Objective
Your answer should be a single number: the count of lines containing the string "zones".

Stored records
------------------------------------------------

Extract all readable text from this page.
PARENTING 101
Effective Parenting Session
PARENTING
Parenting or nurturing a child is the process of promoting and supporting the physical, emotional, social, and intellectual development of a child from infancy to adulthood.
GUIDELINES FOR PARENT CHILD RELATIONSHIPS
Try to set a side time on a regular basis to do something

------------------------------------------------

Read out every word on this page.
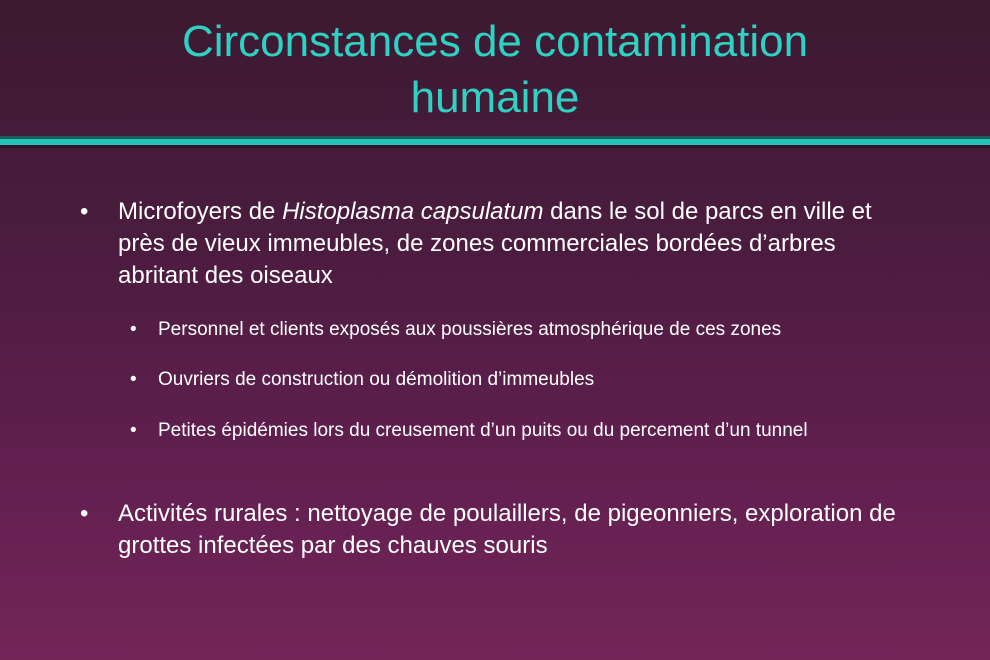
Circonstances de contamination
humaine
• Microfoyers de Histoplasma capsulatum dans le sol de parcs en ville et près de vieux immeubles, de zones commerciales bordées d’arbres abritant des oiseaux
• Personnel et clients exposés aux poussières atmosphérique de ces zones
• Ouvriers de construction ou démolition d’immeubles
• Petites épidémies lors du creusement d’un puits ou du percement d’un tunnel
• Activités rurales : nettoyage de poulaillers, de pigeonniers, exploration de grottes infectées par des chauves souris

------------------------------------------------

Reply to the exercise
2